* Material provided:
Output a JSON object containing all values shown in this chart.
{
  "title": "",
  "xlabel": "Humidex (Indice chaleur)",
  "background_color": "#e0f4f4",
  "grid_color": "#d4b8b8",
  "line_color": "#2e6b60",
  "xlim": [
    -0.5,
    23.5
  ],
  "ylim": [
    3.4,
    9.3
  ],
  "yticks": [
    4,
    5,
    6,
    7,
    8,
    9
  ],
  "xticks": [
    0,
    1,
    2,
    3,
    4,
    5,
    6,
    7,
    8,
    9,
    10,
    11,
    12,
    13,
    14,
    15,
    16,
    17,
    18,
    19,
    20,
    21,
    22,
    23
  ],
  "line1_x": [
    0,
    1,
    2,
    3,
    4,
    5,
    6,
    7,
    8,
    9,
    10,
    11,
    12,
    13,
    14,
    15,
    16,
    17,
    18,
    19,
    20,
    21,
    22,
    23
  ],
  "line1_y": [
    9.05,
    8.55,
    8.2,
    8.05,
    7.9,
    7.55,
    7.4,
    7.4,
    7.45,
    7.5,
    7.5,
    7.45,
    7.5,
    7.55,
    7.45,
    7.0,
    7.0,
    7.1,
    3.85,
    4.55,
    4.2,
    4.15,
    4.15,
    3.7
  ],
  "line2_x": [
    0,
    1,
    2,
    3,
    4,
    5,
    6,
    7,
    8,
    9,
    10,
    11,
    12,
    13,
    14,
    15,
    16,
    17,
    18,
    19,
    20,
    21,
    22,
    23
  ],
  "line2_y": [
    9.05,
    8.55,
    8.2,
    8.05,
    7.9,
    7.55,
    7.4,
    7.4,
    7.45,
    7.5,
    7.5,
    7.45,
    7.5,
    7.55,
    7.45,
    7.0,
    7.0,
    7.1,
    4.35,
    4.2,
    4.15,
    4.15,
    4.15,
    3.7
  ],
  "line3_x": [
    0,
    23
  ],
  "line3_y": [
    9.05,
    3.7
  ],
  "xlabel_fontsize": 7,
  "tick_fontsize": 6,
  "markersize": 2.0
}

--

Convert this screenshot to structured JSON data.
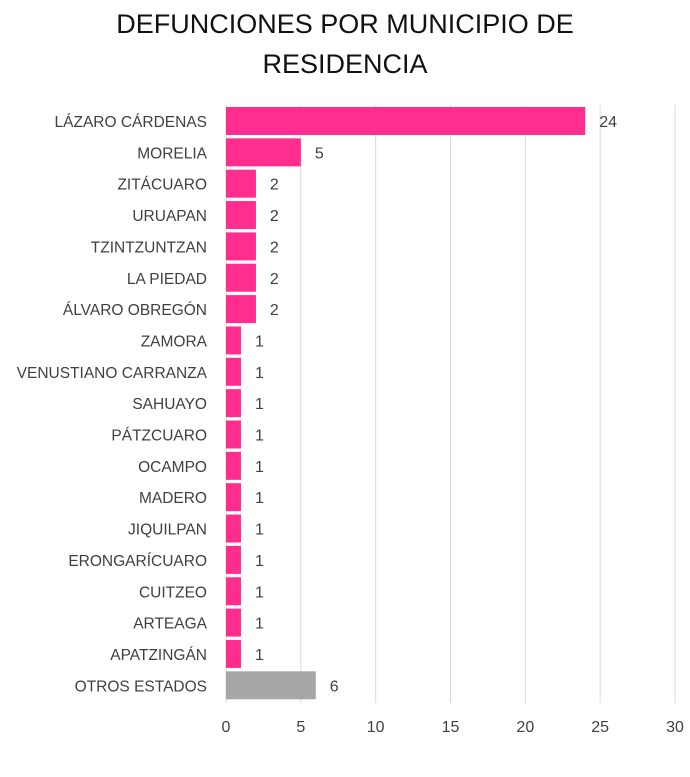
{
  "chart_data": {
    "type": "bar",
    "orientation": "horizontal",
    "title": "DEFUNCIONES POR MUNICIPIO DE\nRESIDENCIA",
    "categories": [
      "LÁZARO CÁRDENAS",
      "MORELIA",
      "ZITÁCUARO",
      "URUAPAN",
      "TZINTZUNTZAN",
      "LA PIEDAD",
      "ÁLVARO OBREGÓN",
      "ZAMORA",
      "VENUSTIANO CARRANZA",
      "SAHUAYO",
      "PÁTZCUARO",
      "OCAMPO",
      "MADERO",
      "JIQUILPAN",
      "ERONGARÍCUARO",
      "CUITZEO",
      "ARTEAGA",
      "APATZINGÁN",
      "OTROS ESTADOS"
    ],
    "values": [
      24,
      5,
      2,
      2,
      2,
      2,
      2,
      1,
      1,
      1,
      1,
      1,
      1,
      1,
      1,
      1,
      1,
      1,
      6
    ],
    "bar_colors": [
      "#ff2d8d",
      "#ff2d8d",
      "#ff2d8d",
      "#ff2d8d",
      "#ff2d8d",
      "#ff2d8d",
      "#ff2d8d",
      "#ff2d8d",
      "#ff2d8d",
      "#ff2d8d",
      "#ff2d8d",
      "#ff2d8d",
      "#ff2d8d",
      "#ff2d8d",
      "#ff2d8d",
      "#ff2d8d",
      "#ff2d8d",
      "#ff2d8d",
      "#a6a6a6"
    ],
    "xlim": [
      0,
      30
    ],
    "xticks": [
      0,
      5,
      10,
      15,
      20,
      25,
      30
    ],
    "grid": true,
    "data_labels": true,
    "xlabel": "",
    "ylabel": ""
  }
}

* The exercise:
Copy every line above in which the string "title" shows up.

* Exercise solution:
  "title": "",
    "title": "DEFUNCIONES POR MUNICIPIO DE\nRESIDENCIA",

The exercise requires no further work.